[TEXT SEGMENT]

CausticOne and the Initial Strategy

Out of the gate, Caustic isn't going after gaming. They aren't even going after the consumer market. Which, we think, it quite a wise move. Ageia showed very clearly the difficulty that can be experienced in trying to get support for a hardware feature that is not widely adopted into games. Game developers only have so many resources and they can't spend their time on aspects of game programming that completely ignore the vast majority of their users. Thus, the target for the first hardware will be in film, video and other offline rendering or simulation areas.

The idea isn't to displace the CPU or the GPU in rendering or even raytracing specifically, but to augment and assist them in an application where rays need to be cast and evaluated.

The CausticOne is a board built using FPGAs (field programmable gate arrays) and 4GB of RAM. Two of the FPGAs (the ones with heatsinks on them) make up SIMD processing units that handle evaluation of rays. We are told that the hardware provides about a 20x speedup over modern CPU based raytracing algorithms. And since this hardware can be combined with CPU based raytracing techniques, this extra speed is added on top of the speed current rendering systems already have. Potentially, we could integrate processing with CausticOne into GPU based raytracing techniques, but this has not yet been achieved. Certainly, if a single PC could make use of CPU, GPU and raytracing processor, we would see some incredible performance.

[/TEXT SEGMENT]

__THE PROBLEM__
According to the CausticOne text, why is Caustic's first hardware aimed at film, video and other offline rendering or simulation work instead of games?

[RECORDS]

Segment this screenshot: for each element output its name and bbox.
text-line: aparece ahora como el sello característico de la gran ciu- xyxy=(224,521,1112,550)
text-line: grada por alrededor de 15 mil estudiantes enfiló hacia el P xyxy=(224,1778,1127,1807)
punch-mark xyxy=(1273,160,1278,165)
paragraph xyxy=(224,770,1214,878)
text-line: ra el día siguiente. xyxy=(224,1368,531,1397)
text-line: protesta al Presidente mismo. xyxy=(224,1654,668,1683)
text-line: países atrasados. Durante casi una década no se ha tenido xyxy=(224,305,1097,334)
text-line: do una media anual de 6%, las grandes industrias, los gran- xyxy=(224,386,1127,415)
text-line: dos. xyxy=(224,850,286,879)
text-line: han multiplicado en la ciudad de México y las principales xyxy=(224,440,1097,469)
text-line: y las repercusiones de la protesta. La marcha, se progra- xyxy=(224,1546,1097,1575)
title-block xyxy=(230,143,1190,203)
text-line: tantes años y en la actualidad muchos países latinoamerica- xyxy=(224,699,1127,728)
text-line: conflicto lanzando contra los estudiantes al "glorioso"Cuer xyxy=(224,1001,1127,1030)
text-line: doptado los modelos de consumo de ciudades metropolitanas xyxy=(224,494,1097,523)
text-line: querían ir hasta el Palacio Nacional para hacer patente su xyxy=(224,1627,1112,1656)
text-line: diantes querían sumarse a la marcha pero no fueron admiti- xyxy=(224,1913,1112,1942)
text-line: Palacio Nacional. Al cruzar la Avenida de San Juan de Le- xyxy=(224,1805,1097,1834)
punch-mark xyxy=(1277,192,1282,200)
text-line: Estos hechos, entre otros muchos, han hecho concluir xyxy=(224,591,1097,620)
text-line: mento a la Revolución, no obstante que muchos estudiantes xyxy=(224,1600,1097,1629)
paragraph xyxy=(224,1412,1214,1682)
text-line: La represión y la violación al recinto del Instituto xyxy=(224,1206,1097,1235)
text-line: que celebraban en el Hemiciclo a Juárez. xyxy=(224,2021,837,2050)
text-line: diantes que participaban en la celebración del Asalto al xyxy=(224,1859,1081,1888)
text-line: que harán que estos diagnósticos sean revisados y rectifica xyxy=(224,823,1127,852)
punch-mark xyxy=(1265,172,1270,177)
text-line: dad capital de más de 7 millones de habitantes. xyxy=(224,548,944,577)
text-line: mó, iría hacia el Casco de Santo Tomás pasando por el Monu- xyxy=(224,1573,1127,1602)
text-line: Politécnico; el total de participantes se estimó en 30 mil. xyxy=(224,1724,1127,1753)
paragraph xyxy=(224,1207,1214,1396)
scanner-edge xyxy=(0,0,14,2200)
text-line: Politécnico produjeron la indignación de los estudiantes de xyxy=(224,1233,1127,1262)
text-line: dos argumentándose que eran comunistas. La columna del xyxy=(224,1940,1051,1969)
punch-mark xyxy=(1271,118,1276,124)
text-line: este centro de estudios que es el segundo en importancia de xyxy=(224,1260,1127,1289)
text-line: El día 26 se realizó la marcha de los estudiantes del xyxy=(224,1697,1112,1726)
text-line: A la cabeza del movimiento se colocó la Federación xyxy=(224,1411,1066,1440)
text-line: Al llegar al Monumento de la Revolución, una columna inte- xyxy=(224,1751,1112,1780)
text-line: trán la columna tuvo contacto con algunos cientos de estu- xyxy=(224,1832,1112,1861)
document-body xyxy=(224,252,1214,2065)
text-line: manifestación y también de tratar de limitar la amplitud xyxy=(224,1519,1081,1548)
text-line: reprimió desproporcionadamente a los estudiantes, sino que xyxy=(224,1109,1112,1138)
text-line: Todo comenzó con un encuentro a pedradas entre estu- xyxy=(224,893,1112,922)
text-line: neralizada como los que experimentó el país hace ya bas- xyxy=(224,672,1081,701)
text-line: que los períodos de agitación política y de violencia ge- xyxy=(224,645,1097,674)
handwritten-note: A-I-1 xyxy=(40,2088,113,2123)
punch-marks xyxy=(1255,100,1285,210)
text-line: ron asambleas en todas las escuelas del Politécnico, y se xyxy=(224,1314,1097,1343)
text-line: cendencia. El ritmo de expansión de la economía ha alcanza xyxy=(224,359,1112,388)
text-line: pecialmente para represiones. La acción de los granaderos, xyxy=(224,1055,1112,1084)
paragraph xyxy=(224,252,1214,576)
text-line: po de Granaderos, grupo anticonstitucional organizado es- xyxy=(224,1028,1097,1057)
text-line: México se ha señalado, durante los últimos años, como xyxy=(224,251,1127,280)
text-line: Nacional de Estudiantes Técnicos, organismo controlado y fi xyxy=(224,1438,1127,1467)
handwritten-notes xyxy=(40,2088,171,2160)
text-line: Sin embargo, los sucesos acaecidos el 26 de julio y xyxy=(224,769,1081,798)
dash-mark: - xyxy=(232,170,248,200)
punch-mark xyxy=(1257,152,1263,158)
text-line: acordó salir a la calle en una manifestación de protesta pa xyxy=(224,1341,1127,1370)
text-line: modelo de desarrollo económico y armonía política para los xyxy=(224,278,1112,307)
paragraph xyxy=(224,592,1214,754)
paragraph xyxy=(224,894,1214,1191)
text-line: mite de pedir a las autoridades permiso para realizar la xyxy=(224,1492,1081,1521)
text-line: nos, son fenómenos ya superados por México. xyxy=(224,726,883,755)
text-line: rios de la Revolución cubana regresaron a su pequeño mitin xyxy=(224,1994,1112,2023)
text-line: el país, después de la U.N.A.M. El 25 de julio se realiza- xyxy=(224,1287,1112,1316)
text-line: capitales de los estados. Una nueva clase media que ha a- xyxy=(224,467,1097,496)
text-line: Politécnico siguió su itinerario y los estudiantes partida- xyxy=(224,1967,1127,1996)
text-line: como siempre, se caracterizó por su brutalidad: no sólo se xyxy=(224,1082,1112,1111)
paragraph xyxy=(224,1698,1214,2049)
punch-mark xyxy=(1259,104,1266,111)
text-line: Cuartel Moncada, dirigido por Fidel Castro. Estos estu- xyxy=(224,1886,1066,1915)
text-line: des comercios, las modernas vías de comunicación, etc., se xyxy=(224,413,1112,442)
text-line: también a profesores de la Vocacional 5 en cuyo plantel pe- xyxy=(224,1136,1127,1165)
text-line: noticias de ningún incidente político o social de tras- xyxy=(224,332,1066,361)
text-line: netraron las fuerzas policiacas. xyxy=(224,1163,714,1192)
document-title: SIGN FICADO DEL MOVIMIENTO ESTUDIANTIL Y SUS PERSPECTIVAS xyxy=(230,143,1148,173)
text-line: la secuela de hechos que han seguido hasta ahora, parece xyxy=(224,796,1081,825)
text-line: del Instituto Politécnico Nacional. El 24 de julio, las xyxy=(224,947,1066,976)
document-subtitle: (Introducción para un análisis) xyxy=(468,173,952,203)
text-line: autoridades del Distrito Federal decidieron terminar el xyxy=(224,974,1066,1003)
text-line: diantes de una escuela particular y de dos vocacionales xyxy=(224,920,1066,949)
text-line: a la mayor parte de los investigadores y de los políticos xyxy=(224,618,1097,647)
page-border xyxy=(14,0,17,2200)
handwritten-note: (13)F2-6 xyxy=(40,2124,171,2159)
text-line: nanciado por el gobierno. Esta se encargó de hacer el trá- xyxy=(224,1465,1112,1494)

[/RECORDS]

__FINAL ANSWER__
Ageia's experience showed how hard it is to get games to support a hardware feature that few players have. Game developers have limited resources and cannot spend time on programming that ignores the vast majority of their users.